PROBLEM REQUIREMENTS —
Can the lines below, from the one that holds "Give me a plain-text" to the very end, be echoed exactly, with both ends included and no pictures?

Extracted records —
((
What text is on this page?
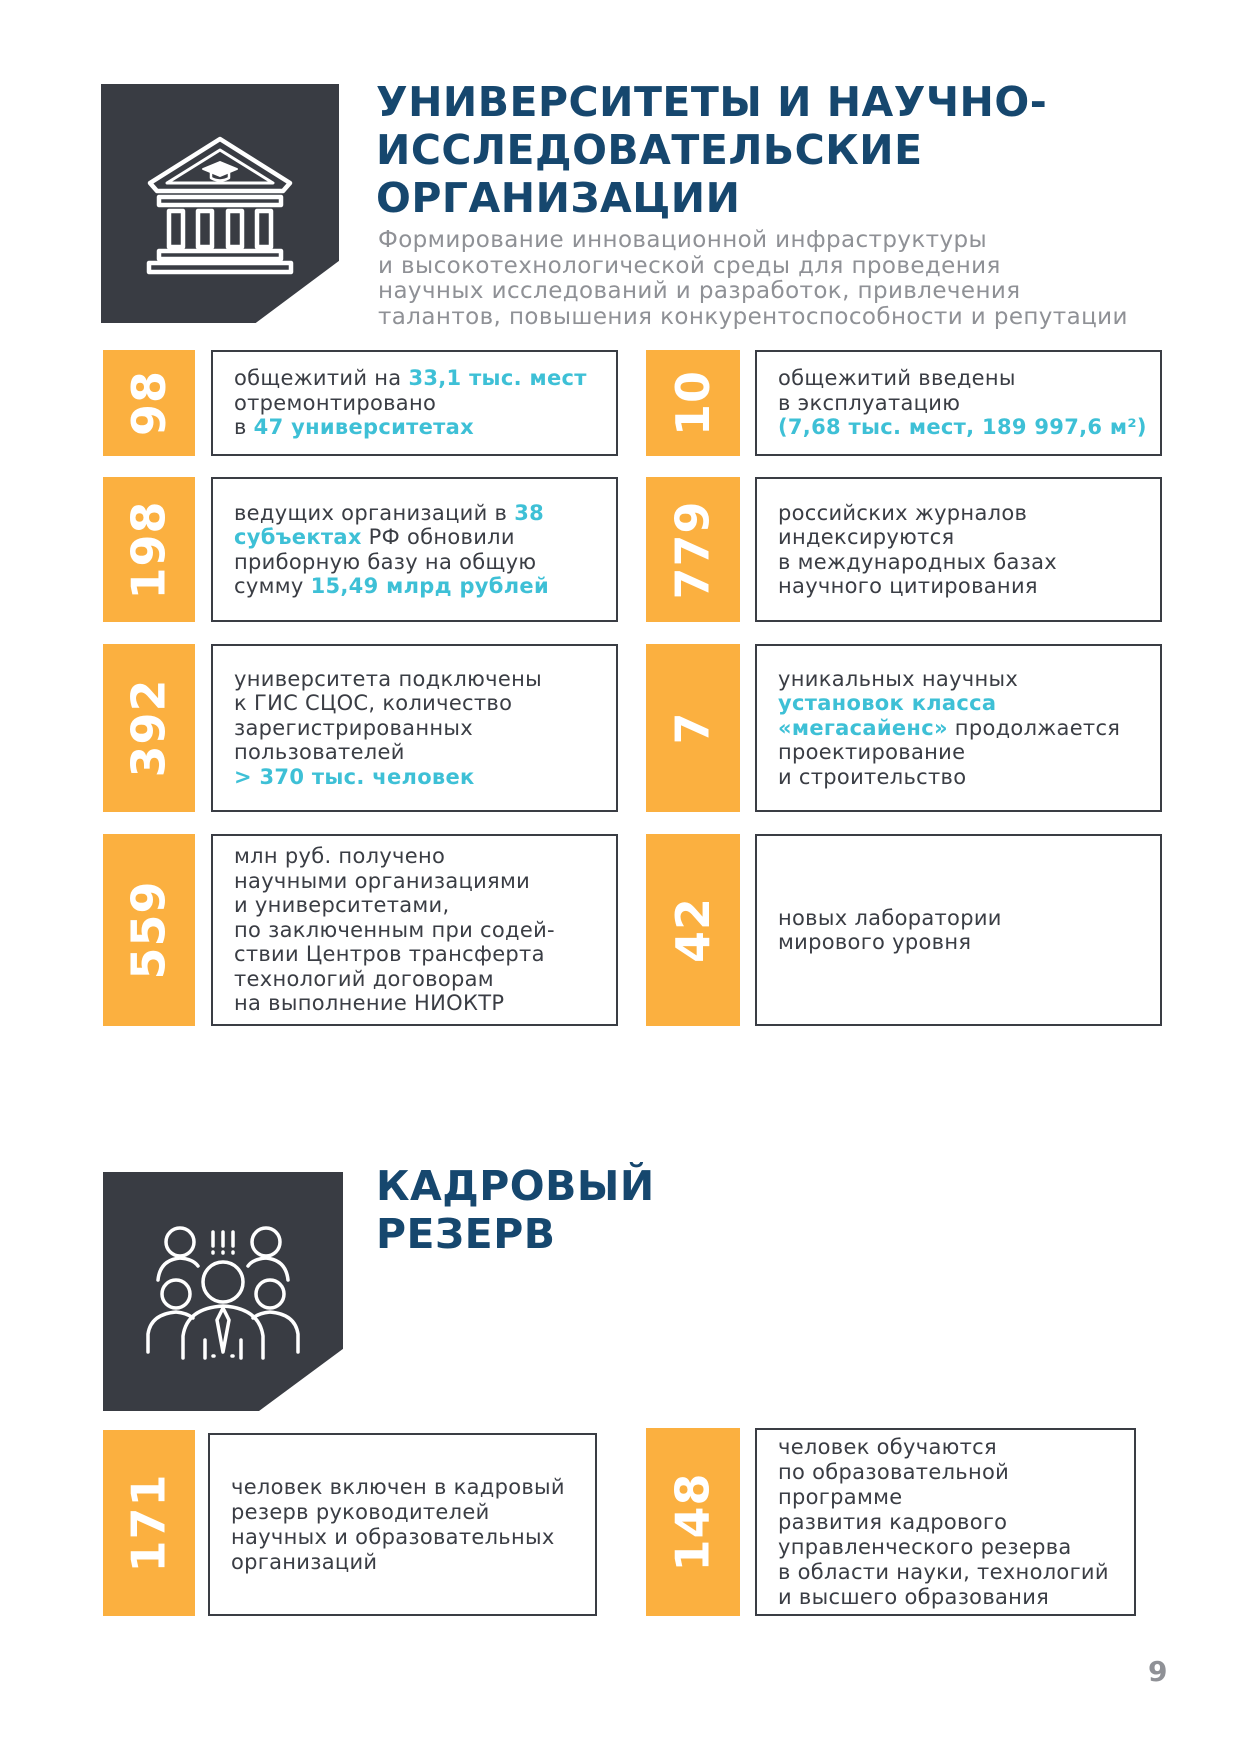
УНИВЕРСИТЕТЫ И НАУЧНО-
ИССЛЕДОВАТЕЛЬСКИЕ
ОРГАНИЗАЦИИ

Формирование инновационной инфраструктуры
и высокотехнологической среды для проведения
научных исследований и разработок, привлечения
талантов, повышения конкурентоспособности и репутации

98	общежитий на 33,1 тыс. мест
отремонтировано
в 47 университетах	10	общежитий введены
в эксплуатацию
(7,68 тыс. мест, 189 997,6 м²)
198	ведущих организаций в 38
субъектах РФ обновили
приборную базу на общую
сумму 15,49 млрд рублей	779	российских журналов
индексируются
в международных базах
научного цитирования
392	университета подключены
к ГИС СЦОС, количество
зарегистрированных
пользователей
> 370 тыс. человек
7
уникальных научных
установок класса
«мегасайенс» продолжается
проектирование
и строительство
559
млн руб. получено
научными организациями
и университетами,
по заключенным при содей-
ствии Центров трансферта
технологий договорам
на выполнение НИОКТР
42	новых лаборатории
мирового уровня
КАДРОВЫЙ
РЕЗЕРВ
171	человек включен в кадровый
резерв руководителей
научных и образовательных
организаций	148
человек обучаются
по образовательной программе
развития кадрового
управленческого резерва
в области науки, технологий
и высшего образования
9
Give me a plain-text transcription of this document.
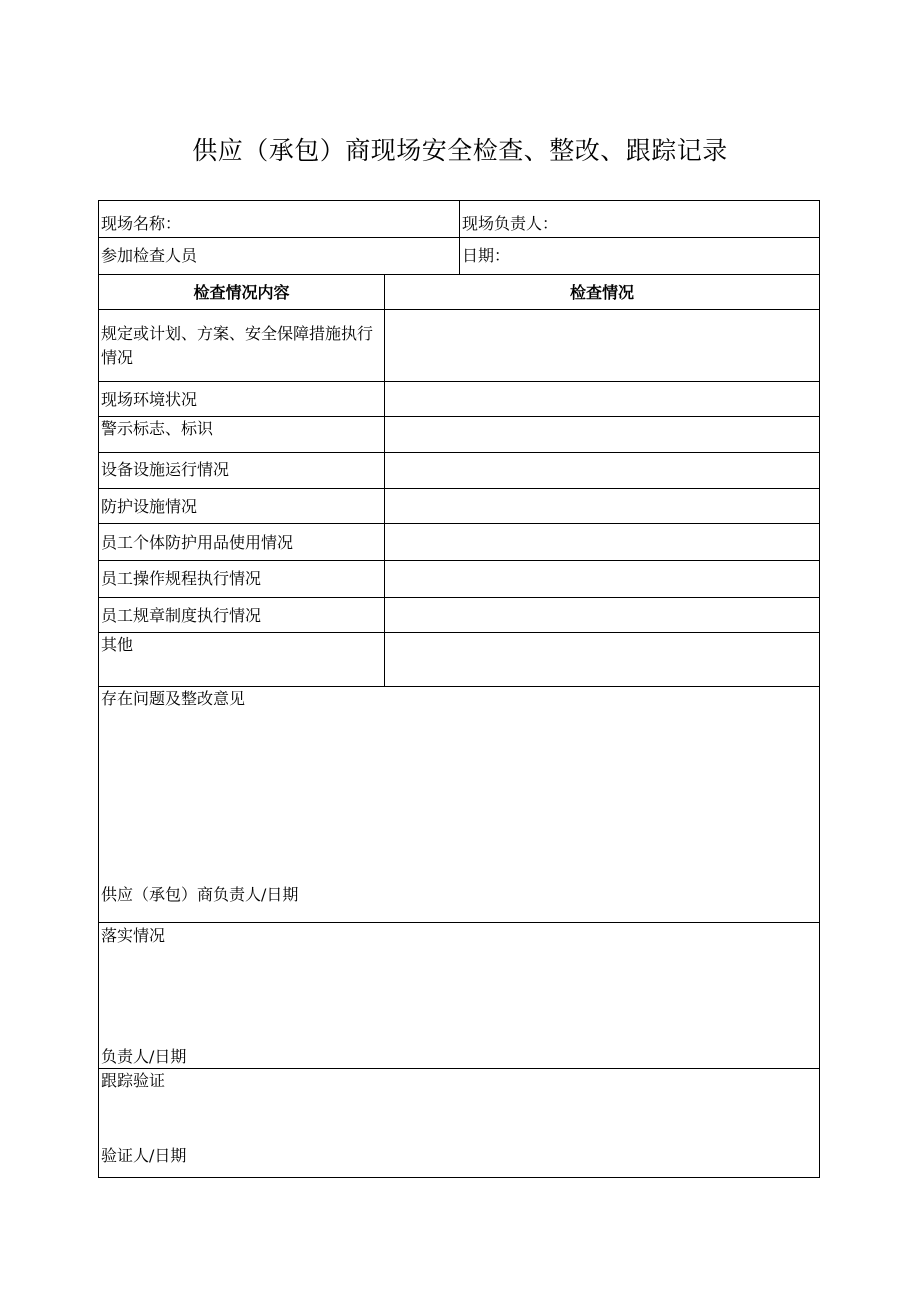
供应（承包）商现场安全检查、整改、跟踪记录
现场名称：	现场负责人：
参加检查人员	日期：
检查情况内容	检查情况
规定或计划、方案、安全保障措施执行情况
现场环境状况
警示标志、标识
设备设施运行情况
防护设施情况
员工个体防护用品使用情况
员工操作规程执行情况
员工规章制度执行情况
其他
存在问题及整改意见
供应（承包）商负责人/日期
落实情况
负责人/日期
跟踪验证
验证人/日期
))
SOLUTION FOR THIS TASK —
Give me a plain-text transcription of this document.
供应（承包）商现场安全检查、整改、跟踪记录
现场名称：	现场负责人：
参加检查人员	日期：
检查情况内容	检查情况
规定或计划、方案、安全保障措施执行情况
现场环境状况
警示标志、标识
设备设施运行情况
防护设施情况
员工个体防护用品使用情况
员工操作规程执行情况
员工规章制度执行情况
其他
存在问题及整改意见
供应（承包）商负责人/日期
落实情况
负责人/日期
跟踪验证
验证人/日期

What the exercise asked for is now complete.